» **Prompt**: Filter the data below for the string "this" and copy each matching line.

» **Information shown**:
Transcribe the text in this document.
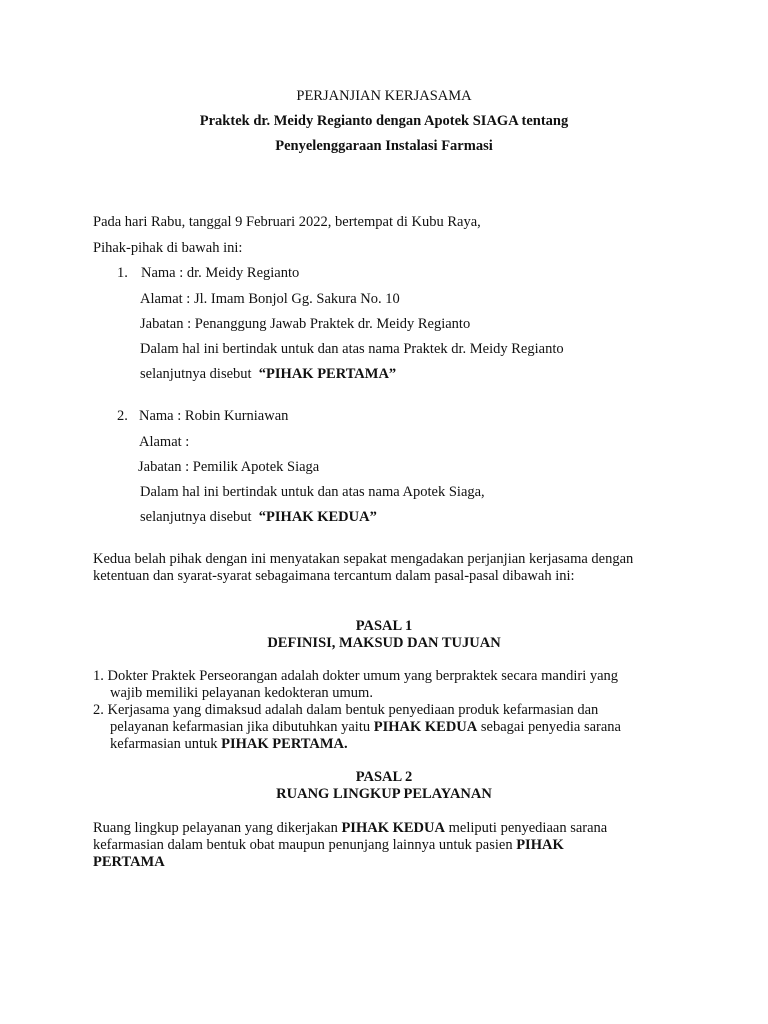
PERJANJIAN KERJASAMA
Praktek dr. Meidy Regianto dengan Apotek SIAGA tentang
Penyelenggaraan Instalasi Farmasi
Pada hari Rabu, tanggal 9 Februari 2022, bertempat di Kubu Raya,
Pihak-pihak di bawah ini:
1. Nama : dr. Meidy Regianto
Alamat : Jl. Imam Bonjol Gg. Sakura No. 10
Jabatan : Penanggung Jawab Praktek dr. Meidy Regianto
Dalam hal ini bertindak untuk dan atas nama Praktek dr. Meidy Regianto
selanjutnya disebut “PIHAK PERTAMA”
2. Nama : Robin Kurniawan
Alamat :
Jabatan : Pemilik Apotek Siaga
Dalam hal ini bertindak untuk dan atas nama Apotek Siaga,
selanjutnya disebut “PIHAK KEDUA”
Kedua belah pihak dengan ini menyatakan sepakat mengadakan perjanjian kerjasama dengan
ketentuan dan syarat-syarat sebagaimana tercantum dalam pasal-pasal dibawah ini:
PASAL 1
DEFINISI, MAKSUD DAN TUJUAN
1. Dokter Praktek Perseorangan adalah dokter umum yang berpraktek secara mandiri yang
wajib memiliki pelayanan kedokteran umum.
2. Kerjasama yang dimaksud adalah dalam bentuk penyediaan produk kefarmasian dan
pelayanan kefarmasian jika dibutuhkan yaitu PIHAK KEDUA sebagai penyedia sarana
kefarmasian untuk PIHAK PERTAMA.
PASAL 2
RUANG LINGKUP PELAYANAN
Ruang lingkup pelayanan yang dikerjakan PIHAK KEDUA meliputi penyediaan sarana
kefarmasian dalam bentuk obat maupun penunjang lainnya untuk pasien PIHAK
PERTAMA
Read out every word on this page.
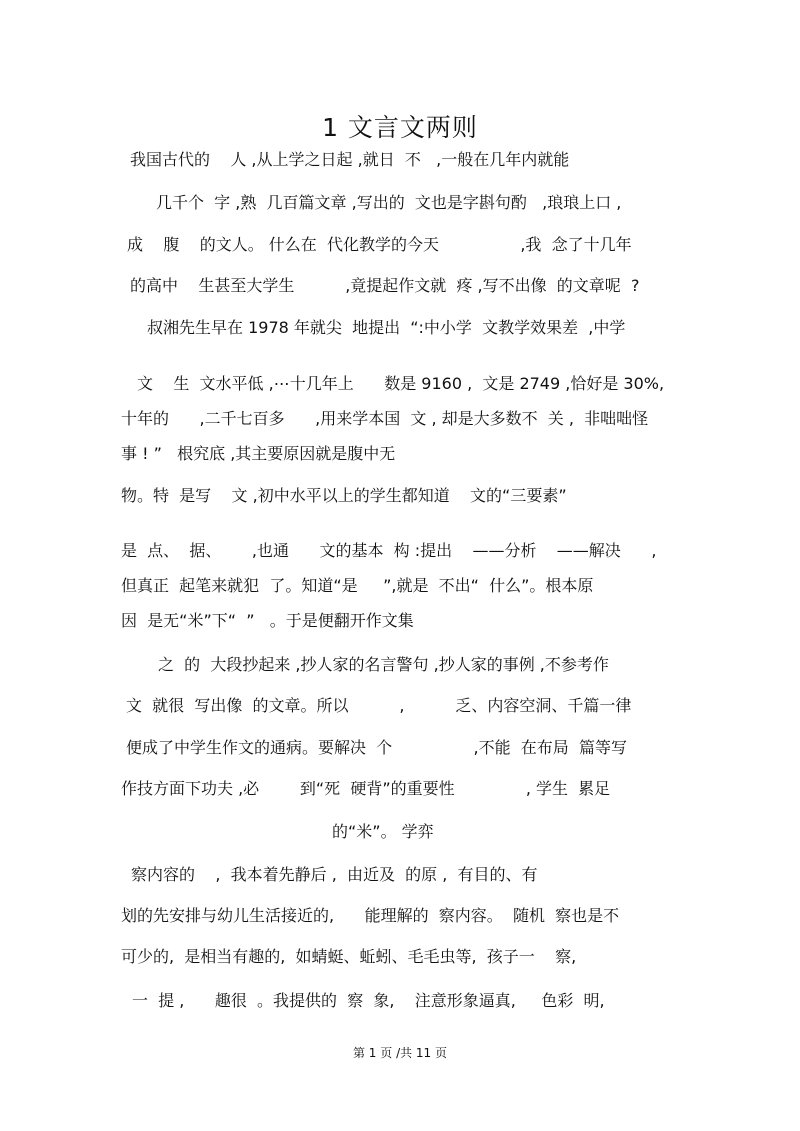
1 文言文两则
我国古代的    人 ,从上学之日起 ,就日  不   ,一般在几年内就能
几千个  字 ,熟  几百篇文章 ,写出的  文也是字斟句酌   ,琅琅上口 ,
成    腹    的文人。 什么在  代化教学的今天                ,我  念了十几年
的高中    生甚至大学生          ,竟提起作文就  疼 ,写不出像  的文章呢  ?
叔湘先生早在 1978 年就尖  地提出  “:中小学  文教学效果差  ,中学
文    生  文水平低 ,⋯十几年上      数是 9160 ,  文是 2749 ,恰好是 30%,
十年的      ,二千七百多      ,用来学本国  文 , 却是大多数不  关 ,  非咄咄怪
事 ! ”   根究底 ,其主要原因就是腹中无
物。特  是写    文 ,初中水平以上的学生都知道    文的“三要素”
是  点、  据、      ,也通      文的基本  构 :提出    ——分析    ——解决      ,
但真正  起笔来就犯  了。知道“是     ”,就是  不出“  什么”。根本原
因  是无“米”下“  ”   。于是便翻开作文集
之  的  大段抄起来 ,抄人家的名言警句 ,抄人家的事例 ,不参考作
文  就很  写出像  的文章。所以          ,          乏、内容空洞、千篇一律
便成了中学生作文的通病。要解决  个                ,不能  在布局  篇等写
作技方面下功夫 ,必        到“死  硬背”的重要性              , 学生  累足
的“米”。 学弈
察内容的    ,  我本着先静后 ,  由近及  的原 ,  有目的、有
划的先安排与幼儿生活接近的,      能理解的  察内容。  随机  察也是不
可少的,  是相当有趣的,  如蜻蜓、蚯蚓、毛毛虫等,  孩子一    察,
一  提 ,      趣很  。我提供的  察  象,    注意形象逼真,     色彩  明,
第 1 页 /共 11 页
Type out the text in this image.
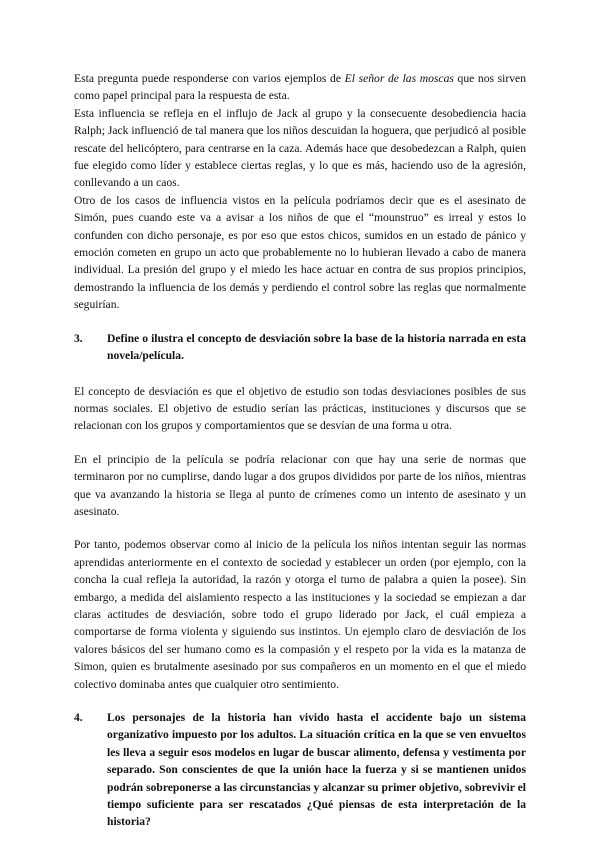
Esta pregunta puede responderse con varios ejemplos de El señor de las moscas que nos sirven como papel principal para la respuesta de esta.

Esta influencia se refleja en el influjo de Jack al grupo y la consecuente desobediencia hacia Ralph; Jack influenció de tal manera que los niños descuidan la hoguera, que perjudicó al posible rescate del helicóptero, para centrarse en la caza. Además hace que desobedezcan a Ralph, quien fue elegido como líder y establece ciertas reglas, y lo que es más, haciendo uso de la agresión, conllevando a un caos.

Otro de los casos de influencia vistos en la película podríamos decir que es el asesinato de Simón, pues cuando este va a avisar a los niños de que el “mounstruo” es irreal y estos lo confunden con dicho personaje, es por eso que estos chicos, sumidos en un estado de pánico y emoción cometen en grupo un acto que probablemente no lo hubieran llevado a cabo de manera individual. La presión del grupo y el miedo les hace actuar en contra de sus propios principios, demostrando la influencia de los demás y perdiendo el control sobre las reglas que normalmente seguirían.

3.	Define o ilustra el concepto de desviación sobre la base de la historia narrada en esta novela/película.

El concepto de desviación es que el objetivo de estudio son todas desviaciones posibles de sus normas sociales. El objetivo de estudio serían las prácticas, instituciones y discursos que se relacionan con los grupos y comportamientos que se desvían de una forma u otra.

En el principio de la película se podría relacionar con que hay una serie de normas que terminaron por no cumplirse, dando lugar a dos grupos divididos por parte de los niños, mientras que va avanzando la historia se llega al punto de crímenes como un intento de asesinato y un asesinato.

Por tanto, podemos observar como al inicio de la película los niños intentan seguir las normas aprendidas anteriormente en el contexto de sociedad y establecer un orden (por ejemplo, con la concha la cual refleja la autoridad, la razón y otorga el turno de palabra a quien la posee). Sin embargo, a medida del aislamiento respecto a las instituciones y la sociedad se empiezan a dar claras actitudes de desviación, sobre todo el grupo liderado por Jack, el cuál empieza a comportarse de forma violenta y siguiendo sus instintos. Un ejemplo claro de desviación de los valores básicos del ser humano como es la compasión y el respeto por la vida es la matanza de Simon, quien es brutalmente asesinado por sus compañeros en un momento en el que el miedo colectivo dominaba antes que cualquier otro sentimiento.

4.	Los personajes de la historia han vivido hasta el accidente bajo un sistema organizativo impuesto por los adultos. La situación crítica en la que se ven envueltos les lleva a seguir esos modelos en lugar de buscar alimento, defensa y vestimenta por separado. Son conscientes de que la unión hace la fuerza y si se mantienen unidos podrán sobreponerse a las circunstancias y alcanzar su primer objetivo, sobrevivir el tiempo suficiente para ser rescatados ¿Qué piensas de esta interpretación de la historia?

» **Response to the exercise**:
Transcribe the text in this document.
Read out every word on this page.
Type out the text in this image.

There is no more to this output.